Listings of element locations
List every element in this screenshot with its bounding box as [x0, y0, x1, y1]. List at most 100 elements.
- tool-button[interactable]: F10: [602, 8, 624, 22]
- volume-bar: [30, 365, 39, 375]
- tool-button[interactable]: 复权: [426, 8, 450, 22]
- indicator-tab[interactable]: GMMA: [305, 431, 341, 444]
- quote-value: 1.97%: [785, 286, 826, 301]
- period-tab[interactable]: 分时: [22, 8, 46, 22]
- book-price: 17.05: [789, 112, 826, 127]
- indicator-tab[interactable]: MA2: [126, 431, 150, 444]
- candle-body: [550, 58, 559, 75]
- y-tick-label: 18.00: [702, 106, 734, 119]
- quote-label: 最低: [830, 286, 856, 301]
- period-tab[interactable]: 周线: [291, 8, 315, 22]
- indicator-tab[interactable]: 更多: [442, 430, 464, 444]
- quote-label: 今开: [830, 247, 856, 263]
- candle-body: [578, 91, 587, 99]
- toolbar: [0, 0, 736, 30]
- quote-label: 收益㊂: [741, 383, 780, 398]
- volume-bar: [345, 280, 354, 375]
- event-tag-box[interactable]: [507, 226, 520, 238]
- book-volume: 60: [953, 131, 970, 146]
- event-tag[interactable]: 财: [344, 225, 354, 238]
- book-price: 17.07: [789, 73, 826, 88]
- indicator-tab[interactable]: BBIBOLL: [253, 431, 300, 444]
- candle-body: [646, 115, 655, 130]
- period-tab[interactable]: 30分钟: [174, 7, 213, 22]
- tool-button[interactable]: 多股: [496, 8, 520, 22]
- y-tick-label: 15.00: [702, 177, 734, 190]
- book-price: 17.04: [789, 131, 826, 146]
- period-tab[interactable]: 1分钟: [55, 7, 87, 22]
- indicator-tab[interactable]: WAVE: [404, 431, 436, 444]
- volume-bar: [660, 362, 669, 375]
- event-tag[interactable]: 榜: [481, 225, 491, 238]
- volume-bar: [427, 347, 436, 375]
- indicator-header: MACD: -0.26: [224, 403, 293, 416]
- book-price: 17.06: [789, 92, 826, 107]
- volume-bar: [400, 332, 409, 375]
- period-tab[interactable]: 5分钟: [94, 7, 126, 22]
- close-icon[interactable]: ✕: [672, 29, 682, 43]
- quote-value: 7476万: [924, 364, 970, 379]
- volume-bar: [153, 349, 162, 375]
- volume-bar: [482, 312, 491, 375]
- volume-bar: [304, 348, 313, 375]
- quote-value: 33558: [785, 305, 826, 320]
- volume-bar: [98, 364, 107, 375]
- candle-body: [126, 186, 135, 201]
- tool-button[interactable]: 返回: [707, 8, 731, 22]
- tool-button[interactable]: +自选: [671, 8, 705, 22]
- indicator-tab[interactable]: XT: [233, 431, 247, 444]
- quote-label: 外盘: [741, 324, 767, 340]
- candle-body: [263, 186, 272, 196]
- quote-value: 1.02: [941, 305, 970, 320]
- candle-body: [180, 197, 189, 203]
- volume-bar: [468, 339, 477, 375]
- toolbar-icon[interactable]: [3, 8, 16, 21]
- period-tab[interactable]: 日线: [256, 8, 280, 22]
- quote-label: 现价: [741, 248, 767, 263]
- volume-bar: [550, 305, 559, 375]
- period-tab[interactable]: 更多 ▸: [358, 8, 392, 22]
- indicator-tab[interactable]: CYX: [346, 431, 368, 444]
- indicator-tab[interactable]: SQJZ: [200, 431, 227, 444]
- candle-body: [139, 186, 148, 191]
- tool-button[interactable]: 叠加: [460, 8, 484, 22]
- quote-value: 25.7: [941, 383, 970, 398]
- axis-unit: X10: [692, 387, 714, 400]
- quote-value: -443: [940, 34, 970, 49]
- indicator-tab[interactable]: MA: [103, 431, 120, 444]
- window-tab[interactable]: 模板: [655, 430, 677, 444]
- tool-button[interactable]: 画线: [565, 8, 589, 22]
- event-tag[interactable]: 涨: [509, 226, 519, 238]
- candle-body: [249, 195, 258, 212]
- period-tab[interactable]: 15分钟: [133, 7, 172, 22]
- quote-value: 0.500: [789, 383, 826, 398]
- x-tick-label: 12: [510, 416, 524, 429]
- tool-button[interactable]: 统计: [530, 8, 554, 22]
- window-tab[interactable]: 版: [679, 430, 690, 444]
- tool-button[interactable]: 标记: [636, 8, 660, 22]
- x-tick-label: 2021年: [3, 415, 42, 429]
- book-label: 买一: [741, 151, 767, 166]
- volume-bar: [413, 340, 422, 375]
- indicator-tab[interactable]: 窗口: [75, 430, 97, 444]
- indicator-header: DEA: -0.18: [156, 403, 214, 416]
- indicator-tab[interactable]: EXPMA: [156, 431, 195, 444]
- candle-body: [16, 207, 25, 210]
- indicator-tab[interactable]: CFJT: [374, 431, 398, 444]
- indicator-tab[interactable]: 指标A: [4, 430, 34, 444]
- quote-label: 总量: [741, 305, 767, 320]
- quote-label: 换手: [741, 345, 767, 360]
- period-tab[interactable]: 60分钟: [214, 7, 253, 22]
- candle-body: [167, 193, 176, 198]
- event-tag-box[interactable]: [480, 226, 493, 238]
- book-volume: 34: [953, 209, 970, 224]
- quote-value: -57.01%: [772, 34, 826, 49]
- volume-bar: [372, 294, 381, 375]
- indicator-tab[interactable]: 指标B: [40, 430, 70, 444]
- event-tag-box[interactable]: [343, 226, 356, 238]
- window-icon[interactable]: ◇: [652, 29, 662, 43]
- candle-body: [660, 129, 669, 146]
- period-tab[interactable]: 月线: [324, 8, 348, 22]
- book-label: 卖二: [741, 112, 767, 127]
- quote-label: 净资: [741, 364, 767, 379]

* [Task requirements] Reproduce every one of the lines above, character for character, without changing anything.

* [Final result]
List every element in this screenshot with its bounding box as [x0, y0, x1, y1]. List at most 100 elements.
- tool-button[interactable]: F10: [602, 8, 624, 22]
- volume-bar: [30, 365, 39, 375]
- tool-button[interactable]: 复权: [426, 8, 450, 22]
- indicator-tab[interactable]: GMMA: [305, 431, 341, 444]
- quote-value: 1.97%: [785, 286, 826, 301]
- period-tab[interactable]: 分时: [22, 8, 46, 22]
- book-price: 17.05: [789, 112, 826, 127]
- indicator-tab[interactable]: MA2: [126, 431, 150, 444]
- candle-body: [550, 58, 559, 75]
- y-tick-label: 18.00: [702, 106, 734, 119]
- quote-label: 最低: [830, 286, 856, 301]
- period-tab[interactable]: 周线: [291, 8, 315, 22]
- indicator-tab[interactable]: 更多: [442, 430, 464, 444]
- quote-label: 今开: [830, 247, 856, 263]
- candle-body: [578, 91, 587, 99]
- toolbar: [0, 0, 736, 30]
- quote-label: 收益㊂: [741, 383, 780, 398]
- volume-bar: [345, 280, 354, 375]
- event-tag-box[interactable]: [507, 226, 520, 238]
- book-volume: 60: [953, 131, 970, 146]
- event-tag[interactable]: 财: [344, 225, 354, 238]
- book-price: 17.07: [789, 73, 826, 88]
- indicator-tab[interactable]: BBIBOLL: [253, 431, 300, 444]
- candle-body: [646, 115, 655, 130]
- period-tab[interactable]: 30分钟: [174, 7, 213, 22]
- tool-button[interactable]: 多股: [496, 8, 520, 22]
- y-tick-label: 15.00: [702, 177, 734, 190]
- book-price: 17.04: [789, 131, 826, 146]
- period-tab[interactable]: 1分钟: [55, 7, 87, 22]
- indicator-tab[interactable]: WAVE: [404, 431, 436, 444]
- volume-bar: [660, 362, 669, 375]
- event-tag[interactable]: 榜: [481, 225, 491, 238]
- volume-bar: [427, 347, 436, 375]
- indicator-header: MACD: -0.26: [224, 403, 293, 416]
- book-price: 17.06: [789, 92, 826, 107]
- volume-bar: [400, 332, 409, 375]
- period-tab[interactable]: 5分钟: [94, 7, 126, 22]
- close-icon[interactable]: ✕: [672, 29, 682, 43]
- quote-value: 7476万: [924, 364, 970, 379]
- volume-bar: [153, 349, 162, 375]
- volume-bar: [482, 312, 491, 375]
- volume-bar: [304, 348, 313, 375]
- quote-value: 33558: [785, 305, 826, 320]
- volume-bar: [98, 364, 107, 375]
- candle-body: [126, 186, 135, 201]
- tool-button[interactable]: 返回: [707, 8, 731, 22]
- tool-button[interactable]: +自选: [671, 8, 705, 22]
- indicator-tab[interactable]: XT: [233, 431, 247, 444]
- quote-label: 外盘: [741, 324, 767, 340]
- candle-body: [263, 186, 272, 196]
- quote-value: 1.02: [941, 305, 970, 320]
- candle-body: [180, 197, 189, 203]
- volume-bar: [468, 339, 477, 375]
- toolbar-icon[interactable]: [3, 8, 16, 21]
- period-tab[interactable]: 日线: [256, 8, 280, 22]
- quote-label: 现价: [741, 248, 767, 263]
- volume-bar: [550, 305, 559, 375]
- period-tab[interactable]: 更多 ▸: [358, 8, 392, 22]
- indicator-tab[interactable]: CYX: [346, 431, 368, 444]
- indicator-tab[interactable]: SQJZ: [200, 431, 227, 444]
- candle-body: [139, 186, 148, 191]
- tool-button[interactable]: 叠加: [460, 8, 484, 22]
- quote-value: 25.7: [941, 383, 970, 398]
- axis-unit: X10: [692, 387, 714, 400]
- quote-value: -443: [940, 34, 970, 49]
- indicator-tab[interactable]: MA: [103, 431, 120, 444]
- window-tab[interactable]: 模板: [655, 430, 677, 444]
- tool-button[interactable]: 画线: [565, 8, 589, 22]
- event-tag[interactable]: 涨: [509, 226, 519, 238]
- candle-body: [249, 195, 258, 212]
- period-tab[interactable]: 15分钟: [133, 7, 172, 22]
- quote-value: 0.500: [789, 383, 826, 398]
- x-tick-label: 12: [510, 416, 524, 429]
- tool-button[interactable]: 统计: [530, 8, 554, 22]
- window-tab[interactable]: 版: [679, 430, 690, 444]
- tool-button[interactable]: 标记: [636, 8, 660, 22]
- x-tick-label: 2021年: [3, 415, 42, 429]
- book-label: 买一: [741, 151, 767, 166]
- volume-bar: [413, 340, 422, 375]
- indicator-tab[interactable]: 窗口: [75, 430, 97, 444]
- indicator-header: DEA: -0.18: [156, 403, 214, 416]
- indicator-tab[interactable]: EXPMA: [156, 431, 195, 444]
- candle-body: [16, 207, 25, 210]
- indicator-tab[interactable]: CFJT: [374, 431, 398, 444]
- indicator-tab[interactable]: 指标A: [4, 430, 34, 444]
- quote-label: 总量: [741, 305, 767, 320]
- quote-label: 换手: [741, 345, 767, 360]
- period-tab[interactable]: 60分钟: [214, 7, 253, 22]
- candle-body: [167, 193, 176, 198]
- event-tag-box[interactable]: [480, 226, 493, 238]
- book-volume: 34: [953, 209, 970, 224]
- quote-value: -57.01%: [772, 34, 826, 49]
- volume-bar: [372, 294, 381, 375]
- indicator-tab[interactable]: 指标B: [40, 430, 70, 444]
- event-tag-box[interactable]: [343, 226, 356, 238]
- window-icon[interactable]: ◇: [652, 29, 662, 43]
- candle-body: [660, 129, 669, 146]
- period-tab[interactable]: 月线: [324, 8, 348, 22]
- book-label: 卖二: [741, 112, 767, 127]
- quote-label: 净资: [741, 364, 767, 379]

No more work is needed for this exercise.